Requirement – Read the listing and extract each line that includes the word "espagnol".

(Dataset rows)
--- BEGIN ---

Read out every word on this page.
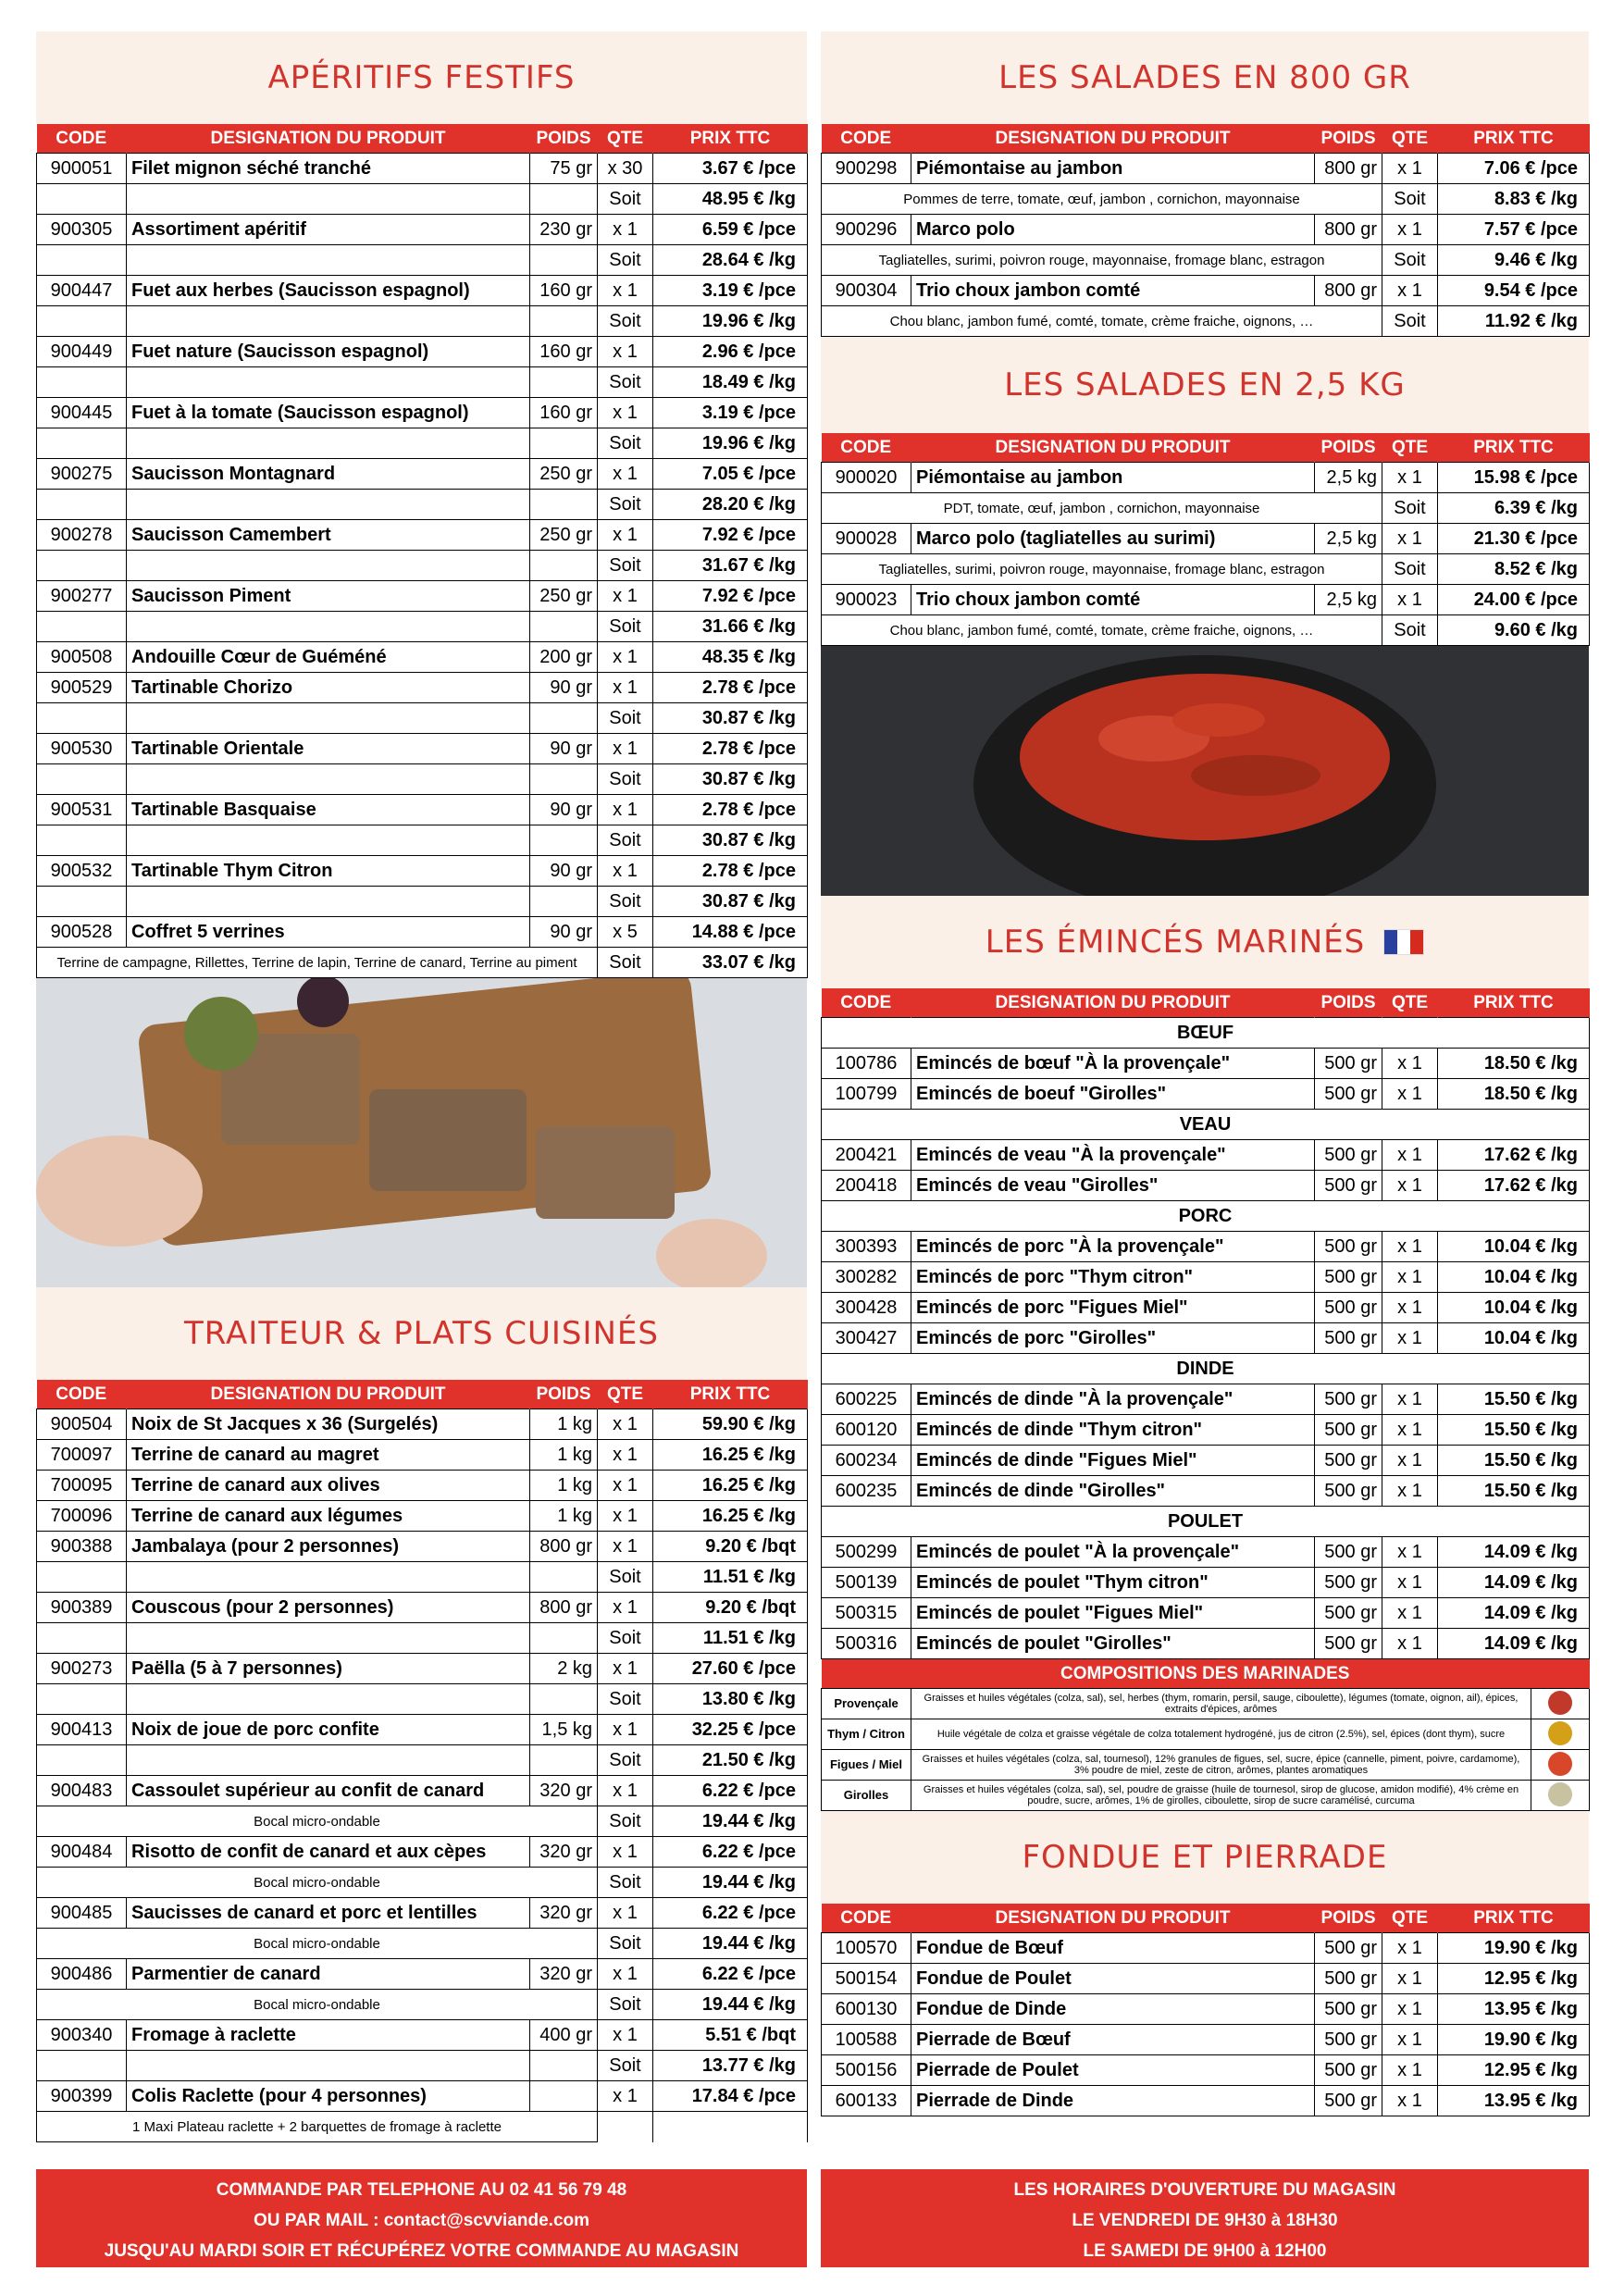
APÉRITIFS FESTIFS
CODE	DESIGNATION DU PRODUIT	POIDS	QTE	PRIX TTC
900051	Filet mignon séché tranché	75 gr	x 30	3.67 € /pce
			Soit	48.95 € /kg
900305	Assortiment apéritif	230 gr	x 1	6.59 € /pce
			Soit	28.64 € /kg
900447	Fuet aux herbes (Saucisson espagnol)	160 gr	x 1	3.19 € /pce
			Soit	19.96 € /kg
900449	Fuet nature (Saucisson espagnol)	160 gr	x 1	2.96 € /pce
			Soit	18.49 € /kg
900445	Fuet à la tomate (Saucisson espagnol)	160 gr	x 1	3.19 € /pce
			Soit	19.96 € /kg
900275	Saucisson Montagnard	250 gr	x 1	7.05 € /pce
			Soit	28.20 € /kg
900278	Saucisson Camembert	250 gr	x 1	7.92 € /pce
			Soit	31.67 € /kg
900277	Saucisson Piment	250 gr	x 1	7.92 € /pce
			Soit	31.66 € /kg
900508	Andouille Cœur de Guéméné	200 gr	x 1	48.35 € /kg
900529	Tartinable Chorizo	90 gr	x 1	2.78 € /pce
			Soit	30.87 € /kg
900530	Tartinable Orientale	90 gr	x 1	2.78 € /pce
			Soit	30.87 € /kg
900531	Tartinable Basquaise	90 gr	x 1	2.78 € /pce
			Soit	30.87 € /kg
900532	Tartinable Thym Citron	90 gr	x 1	2.78 € /pce
			Soit	30.87 € /kg
900528	Coffret 5 verrines	90 gr	x 5	14.88 € /pce
Terrine de campagne, Rillettes, Terrine de lapin, Terrine de canard, Terrine au piment			Soit	33.07 € /kg
TRAITEUR & PLATS CUISINÉS
CODE	DESIGNATION DU PRODUIT	POIDS	QTE	PRIX TTC
900504	Noix de St Jacques x 36 (Surgelés)	1 kg	x 1	59.90 € /kg
700097	Terrine de canard au magret	1 kg	x 1	16.25 € /kg
700095	Terrine de canard aux olives	1 kg	x 1	16.25 € /kg
700096	Terrine de canard aux légumes	1 kg	x 1	16.25 € /kg
900388	Jambalaya (pour 2 personnes)	800 gr	x 1	9.20 € /bqt
			Soit	11.51 € /kg
900389	Couscous (pour 2 personnes)	800 gr	x 1	9.20 € /bqt
			Soit	11.51 € /kg
900273	Paëlla (5 à 7 personnes)	2 kg	x 1	27.60 € /pce
			Soit	13.80 € /kg
900413	Noix de joue de porc confite	1,5 kg	x 1	32.25 € /pce
			Soit	21.50 € /kg
900483	Cassoulet supérieur au confit de canard	320 gr	x 1	6.22 € /pce
Bocal micro-ondable			Soit	19.44 € /kg
900484	Risotto de confit de canard et aux cèpes	320 gr	x 1	6.22 € /pce
Bocal micro-ondable			Soit	19.44 € /kg
900485	Saucisses de canard et porc et lentilles	320 gr	x 1	6.22 € /pce
Bocal micro-ondable			Soit	19.44 € /kg
900486	Parmentier de canard	320 gr	x 1	6.22 € /pce
Bocal micro-ondable			Soit	19.44 € /kg
900340	Fromage à raclette	400 gr	x 1	5.51 € /bqt
			Soit	13.77 € /kg
900399	Colis Raclette (pour 4 personnes)		x 1	17.84 € /pce
1 Maxi Plateau raclette + 2 barquettes de fromage à raclette				
LES SALADES EN 800 GR
CODE	DESIGNATION DU PRODUIT	POIDS	QTE	PRIX TTC
900298	Piémontaise au jambon	800 gr	x 1	7.06 € /pce
Pommes de terre, tomate, œuf, jambon , cornichon, mayonnaise			Soit	8.83 € /kg
900296	Marco polo	800 gr	x 1	7.57 € /pce
Tagliatelles, surimi, poivron rouge, mayonnaise, fromage blanc, estragon			Soit	9.46 € /kg
900304	Trio choux jambon comté	800 gr	x 1	9.54 € /pce
Chou blanc, jambon fumé, comté, tomate, crème fraiche, oignons, …			Soit	11.92 € /kg
LES SALADES EN 2,5 KG
CODE	DESIGNATION DU PRODUIT	POIDS	QTE	PRIX TTC
900020	Piémontaise au jambon	2,5 kg	x 1	15.98 € /pce
PDT, tomate, œuf, jambon , cornichon, mayonnaise			Soit	6.39 € /kg
900028	Marco polo (tagliatelles au surimi)	2,5 kg	x 1	21.30 € /pce
Tagliatelles, surimi, poivron rouge, mayonnaise, fromage blanc, estragon			Soit	8.52 € /kg
900023	Trio choux jambon comté	2,5 kg	x 1	24.00 € /pce
Chou blanc, jambon fumé, comté, tomate, crème fraiche, oignons, …			Soit	9.60 € /kg
LES ÉMINCÉS MARINÉS
CODE	DESIGNATION DU PRODUIT	POIDS	QTE	PRIX TTC
BŒUF				
100786	Emincés de bœuf "À la provençale"	500 gr	x 1	18.50 € /kg
100799	Emincés de boeuf "Girolles"	500 gr	x 1	18.50 € /kg
VEAU				
200421	Emincés de veau "À la provençale"	500 gr	x 1	17.62 € /kg
200418	Emincés de veau "Girolles"	500 gr	x 1	17.62 € /kg
PORC				
300393	Emincés de porc "À la provençale"	500 gr	x 1	10.04 € /kg
300282	Emincés de porc "Thym citron"	500 gr	x 1	10.04 € /kg
300428	Emincés de porc "Figues Miel"	500 gr	x 1	10.04 € /kg
300427	Emincés de porc "Girolles"	500 gr	x 1	10.04 € /kg
DINDE				
600225	Emincés de dinde "À la provençale"	500 gr	x 1	15.50 € /kg
600120	Emincés de dinde "Thym citron"	500 gr	x 1	15.50 € /kg
600234	Emincés de dinde "Figues Miel"	500 gr	x 1	15.50 € /kg
600235	Emincés de dinde "Girolles"	500 gr	x 1	15.50 € /kg
POULET				
500299	Emincés de poulet "À la provençale"	500 gr	x 1	14.09 € /kg
500139	Emincés de poulet "Thym citron"	500 gr	x 1	14.09 € /kg
500315	Emincés de poulet "Figues Miel"	500 gr	x 1	14.09 € /kg
500316	Emincés de poulet "Girolles"	500 gr	x 1	14.09 € /kg
COMPOSITIONS DES MARINADES		
Provençale	Graisses et huiles végétales (colza, sal), sel, herbes (thym, romarin, persil, sauge, ciboulette), légumes (tomate, oignon, ail), épices, extraits d'épices, arômes	
Thym / Citron	Huile végétale de colza et graisse végétale de colza totalement hydrogéné, jus de citron (2.5%), sel, épices (dont thym), sucre	
Figues / Miel	Graisses et huiles végétales (colza, sal, tournesol), 12% granules de figues, sel, sucre, épice (cannelle, piment, poivre, cardamome), 3% poudre de miel, zeste de citron, arômes, plantes aromatiques	
Girolles	Graisses et huiles végétales (colza, sal), sel, poudre de graisse (huile de tournesol, sirop de glucose, amidon modifié), 4% crème en poudre, sucre, arômes, 1% de girolles, ciboulette, sirop de sucre caramélisé, curcuma	
FONDUE ET PIERRADE
CODE	DESIGNATION DU PRODUIT	POIDS	QTE	PRIX TTC
100570	Fondue de Bœuf	500 gr	x 1	19.90 € /kg
500154	Fondue de Poulet	500 gr	x 1	12.95 € /kg
600130	Fondue de Dinde	500 gr	x 1	13.95 € /kg
100588	Pierrade de Bœuf	500 gr	x 1	19.90 € /kg
500156	Pierrade de Poulet	500 gr	x 1	12.95 € /kg
600133	Pierrade de Dinde	500 gr	x 1	13.95 € /kg
COMMANDE PAR TELEPHONE AU 02 41 56 79 48
OU PAR MAIL : contact@scvviande.com
JUSQU'AU MARDI SOIR ET RÉCUPÉREZ VOTRE COMMANDE AU MAGASIN
LES HORAIRES D'OUVERTURE DU MAGASIN
LE VENDREDI DE 9H30 à 18H30
LE SAMEDI DE 9H00 à 12H00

--- END ---

Solution to the exercise –
900447	Fuet aux herbes (Saucisson espagnol)	160 gr	x 1	3.19 € /pce
900449	Fuet nature (Saucisson espagnol)	160 gr	x 1	2.96 € /pce
900445	Fuet à la tomate (Saucisson espagnol)	160 gr	x 1	3.19 € /pce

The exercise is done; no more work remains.